◆ Stated exercise: Return the records exactly as they are.

Stored data

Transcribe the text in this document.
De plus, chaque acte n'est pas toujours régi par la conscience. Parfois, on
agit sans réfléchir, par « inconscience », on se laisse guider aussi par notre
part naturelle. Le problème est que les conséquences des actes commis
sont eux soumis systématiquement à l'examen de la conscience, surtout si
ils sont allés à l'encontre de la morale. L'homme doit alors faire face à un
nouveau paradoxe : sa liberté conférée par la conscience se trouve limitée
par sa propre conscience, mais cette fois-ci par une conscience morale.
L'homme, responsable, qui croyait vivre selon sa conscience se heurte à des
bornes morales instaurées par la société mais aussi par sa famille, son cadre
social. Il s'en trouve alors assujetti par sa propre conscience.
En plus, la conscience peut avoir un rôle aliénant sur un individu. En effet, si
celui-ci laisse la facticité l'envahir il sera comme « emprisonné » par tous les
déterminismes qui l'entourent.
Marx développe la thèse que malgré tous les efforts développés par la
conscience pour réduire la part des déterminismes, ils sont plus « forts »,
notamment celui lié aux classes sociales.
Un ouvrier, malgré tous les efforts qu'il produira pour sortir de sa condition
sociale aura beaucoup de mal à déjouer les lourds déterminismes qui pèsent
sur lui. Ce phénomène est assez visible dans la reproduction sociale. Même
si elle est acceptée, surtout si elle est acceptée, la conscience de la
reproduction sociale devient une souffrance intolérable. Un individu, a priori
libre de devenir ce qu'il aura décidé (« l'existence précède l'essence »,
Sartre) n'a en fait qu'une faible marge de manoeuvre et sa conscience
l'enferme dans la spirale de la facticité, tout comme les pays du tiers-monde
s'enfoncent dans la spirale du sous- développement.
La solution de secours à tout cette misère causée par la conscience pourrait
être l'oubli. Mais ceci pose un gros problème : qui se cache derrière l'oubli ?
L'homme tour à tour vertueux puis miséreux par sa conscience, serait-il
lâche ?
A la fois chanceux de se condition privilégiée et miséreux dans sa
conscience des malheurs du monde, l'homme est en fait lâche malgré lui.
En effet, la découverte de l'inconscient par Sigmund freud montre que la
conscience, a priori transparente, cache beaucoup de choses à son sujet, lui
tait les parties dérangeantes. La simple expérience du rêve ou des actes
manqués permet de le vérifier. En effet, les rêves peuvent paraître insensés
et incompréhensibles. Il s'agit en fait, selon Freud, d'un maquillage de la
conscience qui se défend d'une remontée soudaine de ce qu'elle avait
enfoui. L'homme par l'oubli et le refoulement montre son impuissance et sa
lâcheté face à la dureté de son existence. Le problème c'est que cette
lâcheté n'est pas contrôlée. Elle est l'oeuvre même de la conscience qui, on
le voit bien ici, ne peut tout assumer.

◆ Expected answer:
Transcribe the text in this document.
De plus, chaque acte n'est pas toujours régi par la conscience. Parfois, on
agit sans réfléchir, par « inconscience », on se laisse guider aussi par notre
part naturelle. Le problème est que les conséquences des actes commis
sont eux soumis systématiquement à l'examen de la conscience, surtout si
ils sont allés à l'encontre de la morale. L'homme doit alors faire face à un
nouveau paradoxe : sa liberté conférée par la conscience se trouve limitée
par sa propre conscience, mais cette fois-ci par une conscience morale.
L'homme, responsable, qui croyait vivre selon sa conscience se heurte à des
bornes morales instaurées par la société mais aussi par sa famille, son cadre
social. Il s'en trouve alors assujetti par sa propre conscience.
En plus, la conscience peut avoir un rôle aliénant sur un individu. En effet, si
celui-ci laisse la facticité l'envahir il sera comme « emprisonné » par tous les
déterminismes qui l'entourent.
Marx développe la thèse que malgré tous les efforts développés par la
conscience pour réduire la part des déterminismes, ils sont plus « forts »,
notamment celui lié aux classes sociales.
Un ouvrier, malgré tous les efforts qu'il produira pour sortir de sa condition
sociale aura beaucoup de mal à déjouer les lourds déterminismes qui pèsent
sur lui. Ce phénomène est assez visible dans la reproduction sociale. Même
si elle est acceptée, surtout si elle est acceptée, la conscience de la
reproduction sociale devient une souffrance intolérable. Un individu, a priori
libre de devenir ce qu'il aura décidé (« l'existence précède l'essence »,
Sartre) n'a en fait qu'une faible marge de manoeuvre et sa conscience
l'enferme dans la spirale de la facticité, tout comme les pays du tiers-monde
s'enfoncent dans la spirale du sous- développement.
La solution de secours à tout cette misère causée par la conscience pourrait
être l'oubli. Mais ceci pose un gros problème : qui se cache derrière l'oubli ?
L'homme tour à tour vertueux puis miséreux par sa conscience, serait-il
lâche ?
A la fois chanceux de se condition privilégiée et miséreux dans sa
conscience des malheurs du monde, l'homme est en fait lâche malgré lui.
En effet, la découverte de l'inconscient par Sigmund freud montre que la
conscience, a priori transparente, cache beaucoup de choses à son sujet, lui
tait les parties dérangeantes. La simple expérience du rêve ou des actes
manqués permet de le vérifier. En effet, les rêves peuvent paraître insensés
et incompréhensibles. Il s'agit en fait, selon Freud, d'un maquillage de la
conscience qui se défend d'une remontée soudaine de ce qu'elle avait
enfoui. L'homme par l'oubli et le refoulement montre son impuissance et sa
lâcheté face à la dureté de son existence. Le problème c'est que cette
lâcheté n'est pas contrôlée. Elle est l'oeuvre même de la conscience qui, on
le voit bien ici, ne peut tout assumer.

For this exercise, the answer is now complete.